---------- EXERCISE MATERIALS

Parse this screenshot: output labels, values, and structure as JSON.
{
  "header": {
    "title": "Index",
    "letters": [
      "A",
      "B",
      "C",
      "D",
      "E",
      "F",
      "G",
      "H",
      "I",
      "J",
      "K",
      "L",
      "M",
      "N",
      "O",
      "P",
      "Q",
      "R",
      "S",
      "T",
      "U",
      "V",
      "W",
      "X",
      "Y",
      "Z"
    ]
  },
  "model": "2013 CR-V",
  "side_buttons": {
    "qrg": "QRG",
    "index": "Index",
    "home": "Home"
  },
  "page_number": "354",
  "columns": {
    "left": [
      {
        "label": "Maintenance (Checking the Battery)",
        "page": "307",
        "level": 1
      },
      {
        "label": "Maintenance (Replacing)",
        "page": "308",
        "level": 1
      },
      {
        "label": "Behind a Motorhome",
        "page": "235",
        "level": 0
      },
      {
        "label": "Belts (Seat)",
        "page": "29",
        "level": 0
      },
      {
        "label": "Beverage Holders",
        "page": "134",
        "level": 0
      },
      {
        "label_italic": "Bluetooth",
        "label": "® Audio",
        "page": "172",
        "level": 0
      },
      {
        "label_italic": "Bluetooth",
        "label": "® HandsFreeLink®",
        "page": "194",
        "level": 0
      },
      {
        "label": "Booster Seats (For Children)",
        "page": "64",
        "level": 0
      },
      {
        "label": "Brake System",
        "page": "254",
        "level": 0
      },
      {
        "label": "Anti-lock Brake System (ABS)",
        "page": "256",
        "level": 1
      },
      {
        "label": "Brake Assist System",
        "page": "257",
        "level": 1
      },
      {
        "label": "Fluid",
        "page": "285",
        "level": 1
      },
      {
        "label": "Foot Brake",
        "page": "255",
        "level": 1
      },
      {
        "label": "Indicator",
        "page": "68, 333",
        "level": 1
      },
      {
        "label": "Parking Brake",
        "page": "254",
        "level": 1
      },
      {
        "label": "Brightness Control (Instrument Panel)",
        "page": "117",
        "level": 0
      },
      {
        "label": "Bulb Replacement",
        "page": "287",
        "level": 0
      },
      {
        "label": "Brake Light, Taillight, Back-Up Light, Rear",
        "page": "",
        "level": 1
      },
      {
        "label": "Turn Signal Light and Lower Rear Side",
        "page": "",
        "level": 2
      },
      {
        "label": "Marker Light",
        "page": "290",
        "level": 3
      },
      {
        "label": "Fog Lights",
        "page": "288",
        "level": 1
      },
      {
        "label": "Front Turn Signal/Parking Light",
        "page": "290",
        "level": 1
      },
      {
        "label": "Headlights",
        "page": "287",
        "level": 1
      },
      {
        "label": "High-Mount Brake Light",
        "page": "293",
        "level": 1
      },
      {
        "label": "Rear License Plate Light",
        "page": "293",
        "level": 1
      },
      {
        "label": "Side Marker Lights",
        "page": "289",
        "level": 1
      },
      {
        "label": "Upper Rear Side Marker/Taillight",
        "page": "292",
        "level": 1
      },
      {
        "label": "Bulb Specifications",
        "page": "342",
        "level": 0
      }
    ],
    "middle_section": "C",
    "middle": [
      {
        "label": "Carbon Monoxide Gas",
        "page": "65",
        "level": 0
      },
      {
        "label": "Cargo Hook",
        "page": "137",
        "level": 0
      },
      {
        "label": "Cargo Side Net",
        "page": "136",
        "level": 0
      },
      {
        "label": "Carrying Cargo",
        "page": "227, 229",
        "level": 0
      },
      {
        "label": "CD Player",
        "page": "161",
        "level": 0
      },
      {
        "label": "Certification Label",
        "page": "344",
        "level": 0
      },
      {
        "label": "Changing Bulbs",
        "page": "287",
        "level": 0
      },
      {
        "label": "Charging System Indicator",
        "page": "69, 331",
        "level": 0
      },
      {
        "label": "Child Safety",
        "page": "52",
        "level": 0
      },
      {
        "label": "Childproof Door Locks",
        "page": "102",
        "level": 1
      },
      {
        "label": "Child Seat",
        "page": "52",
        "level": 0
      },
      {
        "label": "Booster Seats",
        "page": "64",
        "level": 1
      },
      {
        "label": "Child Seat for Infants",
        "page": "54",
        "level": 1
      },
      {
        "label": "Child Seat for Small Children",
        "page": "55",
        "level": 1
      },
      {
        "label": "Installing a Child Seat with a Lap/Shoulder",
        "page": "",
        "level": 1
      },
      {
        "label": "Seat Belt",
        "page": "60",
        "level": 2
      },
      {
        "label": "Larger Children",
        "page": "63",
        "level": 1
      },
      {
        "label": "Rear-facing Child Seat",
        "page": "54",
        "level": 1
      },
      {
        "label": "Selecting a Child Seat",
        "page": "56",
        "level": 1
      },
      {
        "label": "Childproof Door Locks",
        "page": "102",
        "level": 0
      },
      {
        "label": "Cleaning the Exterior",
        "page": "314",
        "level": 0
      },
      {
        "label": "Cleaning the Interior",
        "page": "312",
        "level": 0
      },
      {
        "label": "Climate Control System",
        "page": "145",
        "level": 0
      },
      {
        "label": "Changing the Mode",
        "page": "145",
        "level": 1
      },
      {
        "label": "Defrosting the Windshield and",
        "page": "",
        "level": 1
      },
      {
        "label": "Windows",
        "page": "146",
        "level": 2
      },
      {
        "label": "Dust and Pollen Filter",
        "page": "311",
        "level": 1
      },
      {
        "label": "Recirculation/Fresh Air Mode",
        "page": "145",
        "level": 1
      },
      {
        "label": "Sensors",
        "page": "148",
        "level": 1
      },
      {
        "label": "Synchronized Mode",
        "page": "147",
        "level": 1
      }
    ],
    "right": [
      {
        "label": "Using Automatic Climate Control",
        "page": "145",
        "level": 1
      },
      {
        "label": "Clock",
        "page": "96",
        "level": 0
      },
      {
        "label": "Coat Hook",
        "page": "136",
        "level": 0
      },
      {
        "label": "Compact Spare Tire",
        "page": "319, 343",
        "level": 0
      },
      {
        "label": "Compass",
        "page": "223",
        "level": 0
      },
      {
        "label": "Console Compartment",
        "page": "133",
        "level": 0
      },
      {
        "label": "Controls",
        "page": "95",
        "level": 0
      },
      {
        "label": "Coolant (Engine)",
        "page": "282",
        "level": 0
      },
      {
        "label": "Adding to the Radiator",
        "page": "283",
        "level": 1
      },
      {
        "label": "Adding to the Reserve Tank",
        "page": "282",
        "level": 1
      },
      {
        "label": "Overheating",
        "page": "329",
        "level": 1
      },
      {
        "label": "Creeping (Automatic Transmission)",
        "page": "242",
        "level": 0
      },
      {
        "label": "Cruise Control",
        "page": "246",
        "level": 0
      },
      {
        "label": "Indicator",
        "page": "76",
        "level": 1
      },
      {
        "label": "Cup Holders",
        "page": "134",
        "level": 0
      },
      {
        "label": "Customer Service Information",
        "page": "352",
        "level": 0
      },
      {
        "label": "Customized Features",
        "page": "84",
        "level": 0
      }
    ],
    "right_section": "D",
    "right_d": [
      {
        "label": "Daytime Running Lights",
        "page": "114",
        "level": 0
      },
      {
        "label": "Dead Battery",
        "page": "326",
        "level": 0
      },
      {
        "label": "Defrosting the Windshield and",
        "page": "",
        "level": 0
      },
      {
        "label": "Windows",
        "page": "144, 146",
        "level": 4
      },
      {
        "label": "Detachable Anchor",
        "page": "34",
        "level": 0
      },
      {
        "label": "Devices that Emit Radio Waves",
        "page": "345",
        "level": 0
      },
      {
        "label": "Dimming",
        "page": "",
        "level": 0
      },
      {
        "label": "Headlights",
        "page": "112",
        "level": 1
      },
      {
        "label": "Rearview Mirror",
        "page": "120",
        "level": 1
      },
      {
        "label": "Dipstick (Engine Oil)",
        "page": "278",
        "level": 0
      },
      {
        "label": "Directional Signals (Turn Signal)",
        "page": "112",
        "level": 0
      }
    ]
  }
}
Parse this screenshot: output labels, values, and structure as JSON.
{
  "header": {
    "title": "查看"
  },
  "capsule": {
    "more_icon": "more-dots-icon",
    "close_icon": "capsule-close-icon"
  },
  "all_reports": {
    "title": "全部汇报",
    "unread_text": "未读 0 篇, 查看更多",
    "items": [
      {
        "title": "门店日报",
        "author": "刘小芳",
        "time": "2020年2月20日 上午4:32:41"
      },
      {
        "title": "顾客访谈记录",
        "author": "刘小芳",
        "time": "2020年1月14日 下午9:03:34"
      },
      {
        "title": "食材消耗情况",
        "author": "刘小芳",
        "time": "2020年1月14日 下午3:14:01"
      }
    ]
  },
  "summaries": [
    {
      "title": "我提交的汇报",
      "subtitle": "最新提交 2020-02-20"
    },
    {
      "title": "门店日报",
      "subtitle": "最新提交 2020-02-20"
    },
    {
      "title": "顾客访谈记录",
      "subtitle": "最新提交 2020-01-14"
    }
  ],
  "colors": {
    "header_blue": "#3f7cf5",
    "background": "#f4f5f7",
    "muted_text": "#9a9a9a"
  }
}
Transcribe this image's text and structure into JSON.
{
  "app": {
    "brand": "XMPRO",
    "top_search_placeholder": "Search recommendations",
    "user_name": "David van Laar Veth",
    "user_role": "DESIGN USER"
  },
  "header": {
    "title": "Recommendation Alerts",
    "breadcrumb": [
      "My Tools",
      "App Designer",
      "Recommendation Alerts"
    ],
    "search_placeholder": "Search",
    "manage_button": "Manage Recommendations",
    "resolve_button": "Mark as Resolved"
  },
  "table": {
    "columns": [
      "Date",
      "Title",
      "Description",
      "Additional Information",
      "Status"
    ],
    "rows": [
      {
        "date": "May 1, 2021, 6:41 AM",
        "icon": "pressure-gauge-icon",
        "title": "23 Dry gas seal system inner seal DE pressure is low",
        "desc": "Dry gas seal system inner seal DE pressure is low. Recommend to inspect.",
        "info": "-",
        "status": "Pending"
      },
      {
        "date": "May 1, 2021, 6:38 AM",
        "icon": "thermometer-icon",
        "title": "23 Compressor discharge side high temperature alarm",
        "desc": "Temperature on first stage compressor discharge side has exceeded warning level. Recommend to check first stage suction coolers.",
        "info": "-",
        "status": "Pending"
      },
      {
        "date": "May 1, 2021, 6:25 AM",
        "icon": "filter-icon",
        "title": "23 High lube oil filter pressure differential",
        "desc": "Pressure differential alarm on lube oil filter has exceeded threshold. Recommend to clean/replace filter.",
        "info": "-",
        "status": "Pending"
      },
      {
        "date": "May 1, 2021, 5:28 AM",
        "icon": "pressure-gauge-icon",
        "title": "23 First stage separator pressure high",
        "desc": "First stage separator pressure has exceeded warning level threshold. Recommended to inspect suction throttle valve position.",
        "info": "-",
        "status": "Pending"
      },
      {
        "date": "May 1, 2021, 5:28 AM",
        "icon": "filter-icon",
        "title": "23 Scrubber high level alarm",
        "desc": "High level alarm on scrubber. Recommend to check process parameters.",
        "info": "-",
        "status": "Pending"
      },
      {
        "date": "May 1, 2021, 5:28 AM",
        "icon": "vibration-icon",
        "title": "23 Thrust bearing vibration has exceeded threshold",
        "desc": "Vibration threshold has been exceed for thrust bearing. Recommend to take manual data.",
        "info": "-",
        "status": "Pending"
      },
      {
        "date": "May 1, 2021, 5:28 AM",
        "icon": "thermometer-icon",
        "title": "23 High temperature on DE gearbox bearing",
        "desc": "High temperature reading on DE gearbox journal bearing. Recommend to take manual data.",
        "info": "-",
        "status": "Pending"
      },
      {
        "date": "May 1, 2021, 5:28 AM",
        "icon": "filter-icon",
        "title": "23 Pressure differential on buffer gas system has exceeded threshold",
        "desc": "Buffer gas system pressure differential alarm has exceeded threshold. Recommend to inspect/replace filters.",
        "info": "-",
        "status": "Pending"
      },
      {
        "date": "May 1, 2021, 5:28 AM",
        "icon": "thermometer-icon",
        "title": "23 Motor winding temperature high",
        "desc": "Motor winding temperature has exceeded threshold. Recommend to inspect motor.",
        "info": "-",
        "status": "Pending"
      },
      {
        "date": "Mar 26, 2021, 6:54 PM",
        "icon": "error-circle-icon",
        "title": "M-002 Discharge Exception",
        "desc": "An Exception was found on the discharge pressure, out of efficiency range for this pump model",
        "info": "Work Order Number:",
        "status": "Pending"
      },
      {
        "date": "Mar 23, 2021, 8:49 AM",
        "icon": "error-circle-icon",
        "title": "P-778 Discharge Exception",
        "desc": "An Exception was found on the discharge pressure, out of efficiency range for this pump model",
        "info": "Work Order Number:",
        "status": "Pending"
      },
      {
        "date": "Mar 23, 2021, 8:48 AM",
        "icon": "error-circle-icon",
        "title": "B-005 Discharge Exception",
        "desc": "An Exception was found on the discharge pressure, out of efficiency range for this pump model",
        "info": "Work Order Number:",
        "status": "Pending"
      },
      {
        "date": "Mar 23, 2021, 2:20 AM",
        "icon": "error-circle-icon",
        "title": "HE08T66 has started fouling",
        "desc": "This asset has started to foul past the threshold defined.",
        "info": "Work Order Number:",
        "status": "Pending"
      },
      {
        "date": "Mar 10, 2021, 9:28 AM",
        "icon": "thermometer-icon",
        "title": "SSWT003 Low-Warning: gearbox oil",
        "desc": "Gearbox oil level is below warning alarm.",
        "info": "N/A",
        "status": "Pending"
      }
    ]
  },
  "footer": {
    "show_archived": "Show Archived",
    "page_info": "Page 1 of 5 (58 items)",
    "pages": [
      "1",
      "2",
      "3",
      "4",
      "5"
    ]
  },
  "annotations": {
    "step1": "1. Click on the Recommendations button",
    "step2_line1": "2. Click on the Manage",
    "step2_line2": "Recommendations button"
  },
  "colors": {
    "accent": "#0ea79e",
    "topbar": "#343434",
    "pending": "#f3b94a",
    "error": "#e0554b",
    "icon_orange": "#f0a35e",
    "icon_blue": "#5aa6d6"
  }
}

--------------------

REQUIREMENT >> In the listing, find every line containing the word "Cleaning" and list it.

OUTPUT FOR THIS TASK >>
        "label": "Cleaning the Exterior",
        "label": "Cleaning the Interior",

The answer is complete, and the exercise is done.